### 作業内容
以下の軟X線多層膜ミラーについての本文から、「本実施例では、Mo層とSi層」を含む語句を起点とし、「りMo層4上、またSi層5上に形成した。」で終わるところまでを、一字も変えずに書き写してください。

### 本文
******************************

本実施例の軟X線多層膜ミラーは、マグネトロンスパッタリング法により、基板1上に、Moを主とする層(低屈折率層)4と、Siを主とする層(高屈折率層)5の間に、中間層7を挿入して構成した。この低屈折率層4→中間層7→高屈折率層5→中間層7、の順で形成される4層多層膜を1周期として、これらを繰り返し積み重ねることによって多層膜2を形成した(この時の低屈折率層と高屈折率層は、Li2S=0.5[nm]を確定させた上で、それぞれの最適膜厚を決定している)。
本実施例では、Mo層とSi層との間に、これらの材料により自然生成される界面化合物の発生を防ぐLi2S層による中間層7が設けられているため、界面化合物の生成を防ぐことができる。Li2Sは安定した金属化合物であるため、Li2S層とMo層、またはLi2S層とSi層との間に、自然生成される界面化合物を殆ど発生しないようにすることができる。
また、Li2Sは、従来用いられた中間層B4Cと比較して吸収係数が22%程度も小さく、さらに屈折率がSiに近い値をとっている。したがって本実施例によれば、高反射率を有する軟X線多層膜ミラーを実現することができる。
さらに、Li2Sがアモルファス化し易い材料であるため、Si層やMo層の界面粗さや表面粗さを緩和させ、粗さによる散乱を抑えることによっても、高反射率に寄与することが可能となる。
なお、Li2Sからなる中間層7は、超高真空中においてスパッタリングすることによりMo層4上、またSi層5上に形成した。

******************************

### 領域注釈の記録
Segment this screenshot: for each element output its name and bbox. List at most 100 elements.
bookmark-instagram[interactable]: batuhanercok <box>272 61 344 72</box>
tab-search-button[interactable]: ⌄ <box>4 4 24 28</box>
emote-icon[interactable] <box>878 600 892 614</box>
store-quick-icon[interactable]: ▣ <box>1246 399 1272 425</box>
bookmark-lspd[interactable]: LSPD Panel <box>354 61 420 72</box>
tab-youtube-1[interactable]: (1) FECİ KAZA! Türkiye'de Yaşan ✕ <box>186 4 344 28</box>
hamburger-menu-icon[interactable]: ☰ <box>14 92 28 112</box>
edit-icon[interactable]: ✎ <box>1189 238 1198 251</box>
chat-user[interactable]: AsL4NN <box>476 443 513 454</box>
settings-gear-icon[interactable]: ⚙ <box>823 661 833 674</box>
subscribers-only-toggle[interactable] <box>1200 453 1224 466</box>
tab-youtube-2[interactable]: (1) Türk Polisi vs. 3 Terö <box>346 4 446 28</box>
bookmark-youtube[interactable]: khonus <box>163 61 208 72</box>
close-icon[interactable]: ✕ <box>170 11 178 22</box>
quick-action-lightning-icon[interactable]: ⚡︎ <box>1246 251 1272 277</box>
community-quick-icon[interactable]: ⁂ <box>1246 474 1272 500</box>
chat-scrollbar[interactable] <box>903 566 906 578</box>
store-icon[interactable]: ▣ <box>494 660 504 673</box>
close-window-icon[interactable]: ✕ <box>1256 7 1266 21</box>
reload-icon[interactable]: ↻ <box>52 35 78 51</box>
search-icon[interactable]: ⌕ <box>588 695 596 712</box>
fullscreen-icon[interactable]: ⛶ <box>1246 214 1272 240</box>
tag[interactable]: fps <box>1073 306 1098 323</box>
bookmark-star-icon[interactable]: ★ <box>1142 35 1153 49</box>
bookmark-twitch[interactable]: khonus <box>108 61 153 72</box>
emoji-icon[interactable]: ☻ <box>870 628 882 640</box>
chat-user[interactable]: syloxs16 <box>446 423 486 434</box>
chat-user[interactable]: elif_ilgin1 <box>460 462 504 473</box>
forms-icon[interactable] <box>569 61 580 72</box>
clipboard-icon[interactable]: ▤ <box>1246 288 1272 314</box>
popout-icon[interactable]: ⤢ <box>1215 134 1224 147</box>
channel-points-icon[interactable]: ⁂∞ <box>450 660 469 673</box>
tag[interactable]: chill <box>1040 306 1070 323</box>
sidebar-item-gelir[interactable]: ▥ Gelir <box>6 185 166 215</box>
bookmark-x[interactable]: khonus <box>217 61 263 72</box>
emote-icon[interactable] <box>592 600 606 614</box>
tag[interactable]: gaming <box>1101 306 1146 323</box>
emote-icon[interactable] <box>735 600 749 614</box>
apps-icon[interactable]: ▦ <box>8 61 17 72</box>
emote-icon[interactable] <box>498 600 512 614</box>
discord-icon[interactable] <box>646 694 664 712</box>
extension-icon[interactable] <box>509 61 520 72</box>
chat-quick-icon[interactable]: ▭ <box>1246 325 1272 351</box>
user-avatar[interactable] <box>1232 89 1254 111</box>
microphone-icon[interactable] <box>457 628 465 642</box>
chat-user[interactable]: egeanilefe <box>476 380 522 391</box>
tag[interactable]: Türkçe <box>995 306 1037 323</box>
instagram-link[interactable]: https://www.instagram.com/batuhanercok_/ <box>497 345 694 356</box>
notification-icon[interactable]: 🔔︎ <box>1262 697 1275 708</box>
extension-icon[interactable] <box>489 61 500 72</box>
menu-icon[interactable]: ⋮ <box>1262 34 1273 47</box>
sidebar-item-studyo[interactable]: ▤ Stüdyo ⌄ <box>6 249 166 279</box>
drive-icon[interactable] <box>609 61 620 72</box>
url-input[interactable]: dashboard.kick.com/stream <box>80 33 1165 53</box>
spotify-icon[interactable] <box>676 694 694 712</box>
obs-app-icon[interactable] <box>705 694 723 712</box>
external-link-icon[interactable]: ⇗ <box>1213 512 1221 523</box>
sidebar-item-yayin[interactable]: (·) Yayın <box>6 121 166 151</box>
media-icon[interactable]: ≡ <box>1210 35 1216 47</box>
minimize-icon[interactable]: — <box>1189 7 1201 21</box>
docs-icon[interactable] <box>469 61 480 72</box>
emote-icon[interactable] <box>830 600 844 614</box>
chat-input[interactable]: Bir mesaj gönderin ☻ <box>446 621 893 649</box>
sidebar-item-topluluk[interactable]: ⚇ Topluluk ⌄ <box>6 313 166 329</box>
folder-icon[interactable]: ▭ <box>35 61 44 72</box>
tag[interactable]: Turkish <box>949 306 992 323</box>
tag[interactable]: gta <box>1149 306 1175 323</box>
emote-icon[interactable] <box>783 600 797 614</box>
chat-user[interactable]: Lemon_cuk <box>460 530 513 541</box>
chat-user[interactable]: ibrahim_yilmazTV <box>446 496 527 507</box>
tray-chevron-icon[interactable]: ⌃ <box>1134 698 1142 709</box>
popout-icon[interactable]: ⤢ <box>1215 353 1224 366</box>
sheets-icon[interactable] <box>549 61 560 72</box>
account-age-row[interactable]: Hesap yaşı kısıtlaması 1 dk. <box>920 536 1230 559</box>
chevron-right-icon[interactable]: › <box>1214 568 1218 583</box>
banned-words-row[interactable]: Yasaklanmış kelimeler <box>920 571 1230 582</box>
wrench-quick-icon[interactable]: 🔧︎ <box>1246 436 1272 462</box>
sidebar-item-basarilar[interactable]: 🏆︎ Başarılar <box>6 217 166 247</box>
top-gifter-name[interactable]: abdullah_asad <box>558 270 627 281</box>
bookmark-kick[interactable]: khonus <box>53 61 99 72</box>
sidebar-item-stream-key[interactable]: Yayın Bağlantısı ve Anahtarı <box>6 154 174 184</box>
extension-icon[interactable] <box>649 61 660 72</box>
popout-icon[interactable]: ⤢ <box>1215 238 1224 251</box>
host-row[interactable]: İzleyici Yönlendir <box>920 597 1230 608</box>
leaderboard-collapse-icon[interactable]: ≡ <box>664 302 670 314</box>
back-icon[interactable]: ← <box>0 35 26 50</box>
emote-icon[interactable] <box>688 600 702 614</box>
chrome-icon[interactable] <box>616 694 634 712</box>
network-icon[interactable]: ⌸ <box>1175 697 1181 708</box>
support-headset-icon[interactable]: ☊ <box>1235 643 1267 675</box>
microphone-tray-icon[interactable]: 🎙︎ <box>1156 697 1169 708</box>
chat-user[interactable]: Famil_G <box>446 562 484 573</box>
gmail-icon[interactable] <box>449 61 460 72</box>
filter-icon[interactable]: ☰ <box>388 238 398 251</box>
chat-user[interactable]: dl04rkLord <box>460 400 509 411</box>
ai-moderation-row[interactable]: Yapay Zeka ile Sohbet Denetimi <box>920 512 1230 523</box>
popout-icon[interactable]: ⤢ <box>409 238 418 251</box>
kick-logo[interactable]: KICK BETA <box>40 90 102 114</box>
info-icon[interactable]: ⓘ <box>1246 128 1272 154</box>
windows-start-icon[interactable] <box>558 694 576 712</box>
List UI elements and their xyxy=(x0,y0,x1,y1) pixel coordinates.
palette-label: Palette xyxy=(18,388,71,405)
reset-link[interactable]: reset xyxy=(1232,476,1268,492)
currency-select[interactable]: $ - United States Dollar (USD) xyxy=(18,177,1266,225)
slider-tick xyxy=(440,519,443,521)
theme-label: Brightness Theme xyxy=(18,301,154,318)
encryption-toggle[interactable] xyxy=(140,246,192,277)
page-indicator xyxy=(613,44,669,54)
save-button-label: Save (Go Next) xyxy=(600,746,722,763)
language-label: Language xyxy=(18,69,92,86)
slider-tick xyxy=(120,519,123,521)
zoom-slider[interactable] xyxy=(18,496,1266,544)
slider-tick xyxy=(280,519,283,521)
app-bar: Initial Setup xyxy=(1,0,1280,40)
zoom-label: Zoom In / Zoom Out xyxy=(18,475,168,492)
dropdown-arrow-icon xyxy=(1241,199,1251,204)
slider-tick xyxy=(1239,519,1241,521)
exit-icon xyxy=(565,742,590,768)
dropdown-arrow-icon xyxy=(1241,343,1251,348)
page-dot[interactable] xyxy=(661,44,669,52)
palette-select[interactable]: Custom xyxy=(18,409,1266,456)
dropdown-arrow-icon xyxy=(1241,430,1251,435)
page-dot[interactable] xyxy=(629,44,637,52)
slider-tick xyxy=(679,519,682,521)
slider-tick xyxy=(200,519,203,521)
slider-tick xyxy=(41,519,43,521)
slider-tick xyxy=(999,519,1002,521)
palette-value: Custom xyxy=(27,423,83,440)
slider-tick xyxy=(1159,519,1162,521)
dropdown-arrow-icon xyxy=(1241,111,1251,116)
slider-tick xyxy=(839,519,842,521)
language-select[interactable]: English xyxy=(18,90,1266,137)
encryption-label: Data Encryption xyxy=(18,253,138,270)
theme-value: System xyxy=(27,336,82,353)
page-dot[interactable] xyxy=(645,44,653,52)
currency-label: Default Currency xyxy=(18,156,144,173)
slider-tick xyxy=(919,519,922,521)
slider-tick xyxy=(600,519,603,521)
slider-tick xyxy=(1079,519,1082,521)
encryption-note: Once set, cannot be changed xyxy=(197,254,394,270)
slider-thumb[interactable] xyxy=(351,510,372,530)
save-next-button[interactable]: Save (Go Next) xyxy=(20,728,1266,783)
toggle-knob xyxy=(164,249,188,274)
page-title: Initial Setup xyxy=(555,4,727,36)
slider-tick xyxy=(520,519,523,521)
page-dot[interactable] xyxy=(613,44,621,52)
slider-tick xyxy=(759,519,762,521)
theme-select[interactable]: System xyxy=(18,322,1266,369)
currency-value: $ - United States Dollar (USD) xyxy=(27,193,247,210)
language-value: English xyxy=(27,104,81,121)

******************************

### 解答
本実施例では、Mo層とSi層との間に、これらの材料により自然生成される界面化合物の発生を防ぐLi2S層による中間層7が設けられているため、界面化合物の生成を防ぐことができる。Li2Sは安定した金属化合物であるため、Li2S層とMo層、またはLi2S層とSi層との間に、自然生成される界面化合物を殆ど発生しないようにすることができる。
また、Li2Sは、従来用いられた中間層B4Cと比較して吸収係数が22%程度も小さく、さらに屈折率がSiに近い値をとっている。したがって本実施例によれば、高反射率を有する軟X線多層膜ミラーを実現することができる。
さらに、Li2Sがアモルファス化し易い材料であるため、Si層やMo層の界面粗さや表面粗さを緩和させ、粗さによる散乱を抑えることによっても、高反射率に寄与することが可能となる。
なお、Li2Sからなる中間層7は、超高真空中においてスパッタリングすることによりMo層4上、またSi層5上に形成した。